** START OF DATA **

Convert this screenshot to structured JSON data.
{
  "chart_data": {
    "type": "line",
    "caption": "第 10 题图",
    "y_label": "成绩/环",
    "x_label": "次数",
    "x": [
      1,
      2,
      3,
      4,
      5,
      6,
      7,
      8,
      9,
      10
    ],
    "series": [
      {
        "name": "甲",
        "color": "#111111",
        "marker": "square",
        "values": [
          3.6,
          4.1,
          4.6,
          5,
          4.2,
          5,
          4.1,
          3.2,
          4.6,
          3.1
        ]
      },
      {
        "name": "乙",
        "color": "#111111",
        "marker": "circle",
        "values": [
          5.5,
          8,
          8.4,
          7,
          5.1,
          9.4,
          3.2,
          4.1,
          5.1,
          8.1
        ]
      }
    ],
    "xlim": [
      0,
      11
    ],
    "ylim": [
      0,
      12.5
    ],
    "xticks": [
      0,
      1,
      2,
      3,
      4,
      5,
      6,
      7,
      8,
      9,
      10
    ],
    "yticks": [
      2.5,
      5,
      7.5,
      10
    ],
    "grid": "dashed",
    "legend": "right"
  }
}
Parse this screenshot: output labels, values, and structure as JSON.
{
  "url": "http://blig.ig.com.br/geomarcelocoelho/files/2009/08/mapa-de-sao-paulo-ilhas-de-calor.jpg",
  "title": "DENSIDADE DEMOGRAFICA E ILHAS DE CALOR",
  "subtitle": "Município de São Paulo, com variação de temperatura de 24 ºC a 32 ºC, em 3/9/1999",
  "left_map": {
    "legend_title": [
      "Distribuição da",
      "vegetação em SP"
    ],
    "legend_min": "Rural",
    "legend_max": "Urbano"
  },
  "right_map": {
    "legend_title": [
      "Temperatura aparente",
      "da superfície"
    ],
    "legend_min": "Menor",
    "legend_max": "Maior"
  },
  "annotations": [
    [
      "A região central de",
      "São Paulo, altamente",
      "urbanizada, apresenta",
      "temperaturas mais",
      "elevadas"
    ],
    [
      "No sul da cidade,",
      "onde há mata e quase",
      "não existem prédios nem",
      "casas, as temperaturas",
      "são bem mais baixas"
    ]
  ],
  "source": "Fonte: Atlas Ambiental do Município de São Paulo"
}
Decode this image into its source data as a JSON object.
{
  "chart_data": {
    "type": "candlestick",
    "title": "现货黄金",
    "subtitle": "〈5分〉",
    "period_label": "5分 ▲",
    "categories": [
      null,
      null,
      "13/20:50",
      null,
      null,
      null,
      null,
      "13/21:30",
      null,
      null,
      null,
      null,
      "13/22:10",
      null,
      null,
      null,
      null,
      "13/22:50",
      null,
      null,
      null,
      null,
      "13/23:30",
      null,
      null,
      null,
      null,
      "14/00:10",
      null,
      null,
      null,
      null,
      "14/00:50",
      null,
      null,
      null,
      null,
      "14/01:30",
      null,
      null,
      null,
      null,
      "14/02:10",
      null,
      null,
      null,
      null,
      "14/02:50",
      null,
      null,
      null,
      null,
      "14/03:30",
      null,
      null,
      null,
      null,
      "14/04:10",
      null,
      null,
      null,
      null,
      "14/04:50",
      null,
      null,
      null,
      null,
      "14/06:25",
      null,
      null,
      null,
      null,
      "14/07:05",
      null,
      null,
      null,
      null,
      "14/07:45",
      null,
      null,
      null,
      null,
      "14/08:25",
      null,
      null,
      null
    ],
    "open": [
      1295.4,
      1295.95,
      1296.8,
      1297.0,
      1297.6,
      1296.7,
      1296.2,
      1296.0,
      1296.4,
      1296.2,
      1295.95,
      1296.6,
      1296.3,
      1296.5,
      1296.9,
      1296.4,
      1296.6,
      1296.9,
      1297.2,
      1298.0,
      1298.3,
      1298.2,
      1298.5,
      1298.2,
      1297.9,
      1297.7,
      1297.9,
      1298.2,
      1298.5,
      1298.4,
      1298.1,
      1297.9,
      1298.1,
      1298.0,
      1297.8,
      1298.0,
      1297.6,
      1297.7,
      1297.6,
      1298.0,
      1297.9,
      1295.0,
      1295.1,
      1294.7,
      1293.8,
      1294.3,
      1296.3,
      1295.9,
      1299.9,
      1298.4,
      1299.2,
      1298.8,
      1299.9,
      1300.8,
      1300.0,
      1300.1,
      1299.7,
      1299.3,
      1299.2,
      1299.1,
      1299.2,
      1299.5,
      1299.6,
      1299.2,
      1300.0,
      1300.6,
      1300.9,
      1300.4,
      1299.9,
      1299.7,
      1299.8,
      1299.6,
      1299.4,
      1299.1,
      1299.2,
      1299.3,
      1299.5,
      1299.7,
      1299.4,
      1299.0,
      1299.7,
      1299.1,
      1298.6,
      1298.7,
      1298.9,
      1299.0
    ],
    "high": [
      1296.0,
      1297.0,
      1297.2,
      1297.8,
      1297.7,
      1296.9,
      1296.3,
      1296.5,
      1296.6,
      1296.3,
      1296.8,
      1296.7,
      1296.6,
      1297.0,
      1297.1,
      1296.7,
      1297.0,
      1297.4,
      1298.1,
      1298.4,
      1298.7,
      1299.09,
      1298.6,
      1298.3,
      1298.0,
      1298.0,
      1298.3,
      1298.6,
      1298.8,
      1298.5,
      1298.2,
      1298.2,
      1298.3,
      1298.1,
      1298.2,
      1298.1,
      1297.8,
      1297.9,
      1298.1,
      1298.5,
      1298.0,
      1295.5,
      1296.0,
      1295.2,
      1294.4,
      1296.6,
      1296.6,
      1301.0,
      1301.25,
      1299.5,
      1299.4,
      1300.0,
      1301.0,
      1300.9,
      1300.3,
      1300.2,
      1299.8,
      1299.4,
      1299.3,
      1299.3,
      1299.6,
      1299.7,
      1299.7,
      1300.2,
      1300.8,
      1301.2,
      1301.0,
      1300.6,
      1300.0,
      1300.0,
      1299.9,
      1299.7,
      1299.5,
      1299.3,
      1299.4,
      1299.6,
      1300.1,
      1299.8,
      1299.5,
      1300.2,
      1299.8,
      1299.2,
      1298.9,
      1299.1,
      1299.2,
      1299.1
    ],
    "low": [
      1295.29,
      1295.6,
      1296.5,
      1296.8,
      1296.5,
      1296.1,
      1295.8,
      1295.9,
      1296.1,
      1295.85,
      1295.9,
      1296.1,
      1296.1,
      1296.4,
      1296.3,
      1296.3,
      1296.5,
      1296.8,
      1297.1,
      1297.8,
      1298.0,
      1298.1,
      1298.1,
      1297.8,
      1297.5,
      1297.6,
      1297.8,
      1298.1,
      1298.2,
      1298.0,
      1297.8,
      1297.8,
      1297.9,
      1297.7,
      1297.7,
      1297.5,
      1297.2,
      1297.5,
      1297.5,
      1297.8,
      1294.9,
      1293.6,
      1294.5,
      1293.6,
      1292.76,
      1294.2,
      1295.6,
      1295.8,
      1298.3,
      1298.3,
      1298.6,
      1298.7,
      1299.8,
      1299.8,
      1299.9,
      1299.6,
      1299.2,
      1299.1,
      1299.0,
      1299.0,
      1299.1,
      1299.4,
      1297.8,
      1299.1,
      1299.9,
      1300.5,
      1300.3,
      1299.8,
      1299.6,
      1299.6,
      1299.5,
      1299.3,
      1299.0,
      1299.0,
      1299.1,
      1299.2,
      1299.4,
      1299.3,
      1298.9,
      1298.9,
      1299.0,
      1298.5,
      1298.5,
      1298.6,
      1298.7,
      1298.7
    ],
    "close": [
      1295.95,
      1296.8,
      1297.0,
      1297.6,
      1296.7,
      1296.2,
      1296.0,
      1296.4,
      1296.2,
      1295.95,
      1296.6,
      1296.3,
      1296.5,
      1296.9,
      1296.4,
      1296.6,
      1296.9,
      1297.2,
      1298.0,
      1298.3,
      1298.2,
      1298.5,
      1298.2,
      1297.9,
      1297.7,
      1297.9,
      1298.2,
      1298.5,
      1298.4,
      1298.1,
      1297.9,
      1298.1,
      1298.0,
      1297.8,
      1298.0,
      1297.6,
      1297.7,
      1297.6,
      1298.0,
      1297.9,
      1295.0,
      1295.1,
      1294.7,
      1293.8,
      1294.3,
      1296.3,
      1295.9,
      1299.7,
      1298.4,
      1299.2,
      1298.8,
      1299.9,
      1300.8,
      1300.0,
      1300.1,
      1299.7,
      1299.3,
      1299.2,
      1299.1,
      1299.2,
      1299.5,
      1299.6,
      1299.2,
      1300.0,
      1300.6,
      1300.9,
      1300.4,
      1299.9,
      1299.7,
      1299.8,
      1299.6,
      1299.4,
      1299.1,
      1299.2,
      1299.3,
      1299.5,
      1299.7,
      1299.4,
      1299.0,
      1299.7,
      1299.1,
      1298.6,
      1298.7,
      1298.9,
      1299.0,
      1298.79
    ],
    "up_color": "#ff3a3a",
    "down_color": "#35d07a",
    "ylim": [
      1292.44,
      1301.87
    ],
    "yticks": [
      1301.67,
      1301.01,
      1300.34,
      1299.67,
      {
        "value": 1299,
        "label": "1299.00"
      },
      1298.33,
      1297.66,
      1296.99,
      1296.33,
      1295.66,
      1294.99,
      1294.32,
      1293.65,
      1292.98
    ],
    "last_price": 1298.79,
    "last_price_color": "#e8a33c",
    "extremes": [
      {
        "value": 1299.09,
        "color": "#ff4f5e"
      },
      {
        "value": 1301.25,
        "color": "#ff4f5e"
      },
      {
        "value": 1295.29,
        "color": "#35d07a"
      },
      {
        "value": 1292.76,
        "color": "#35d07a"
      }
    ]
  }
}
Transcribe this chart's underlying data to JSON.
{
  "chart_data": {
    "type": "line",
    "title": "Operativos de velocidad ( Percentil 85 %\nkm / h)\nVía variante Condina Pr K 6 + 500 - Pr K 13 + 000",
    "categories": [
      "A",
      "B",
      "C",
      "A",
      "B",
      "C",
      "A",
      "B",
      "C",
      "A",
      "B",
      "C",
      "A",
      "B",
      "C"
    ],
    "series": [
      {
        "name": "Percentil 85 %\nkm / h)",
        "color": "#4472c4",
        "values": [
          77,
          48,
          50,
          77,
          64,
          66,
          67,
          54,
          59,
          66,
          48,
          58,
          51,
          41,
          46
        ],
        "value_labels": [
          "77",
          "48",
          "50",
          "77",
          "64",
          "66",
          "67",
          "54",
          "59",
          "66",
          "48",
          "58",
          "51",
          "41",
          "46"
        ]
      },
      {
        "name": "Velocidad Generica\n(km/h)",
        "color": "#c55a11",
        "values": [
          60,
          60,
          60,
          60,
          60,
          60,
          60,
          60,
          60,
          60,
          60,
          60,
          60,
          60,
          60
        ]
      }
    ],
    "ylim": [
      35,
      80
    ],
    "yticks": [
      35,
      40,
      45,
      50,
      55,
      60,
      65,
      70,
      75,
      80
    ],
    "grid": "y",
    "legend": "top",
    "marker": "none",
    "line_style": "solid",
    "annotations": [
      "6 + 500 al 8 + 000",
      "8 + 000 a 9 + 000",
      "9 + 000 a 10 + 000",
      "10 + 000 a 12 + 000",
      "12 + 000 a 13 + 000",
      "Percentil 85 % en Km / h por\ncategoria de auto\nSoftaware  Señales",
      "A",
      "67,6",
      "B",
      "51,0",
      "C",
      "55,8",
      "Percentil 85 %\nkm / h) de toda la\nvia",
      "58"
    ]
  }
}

** END OF DATA **

EXERCISE OBJECTIVE
Pick out and copy every line that contains the word "JSON".

RESULT FOR THIS TASK
Convert this screenshot to structured JSON data.
Parse this screenshot: output labels, values, and structure as JSON.
Decode this image into its source data as a JSON object.
Transcribe this chart's underlying data to JSON.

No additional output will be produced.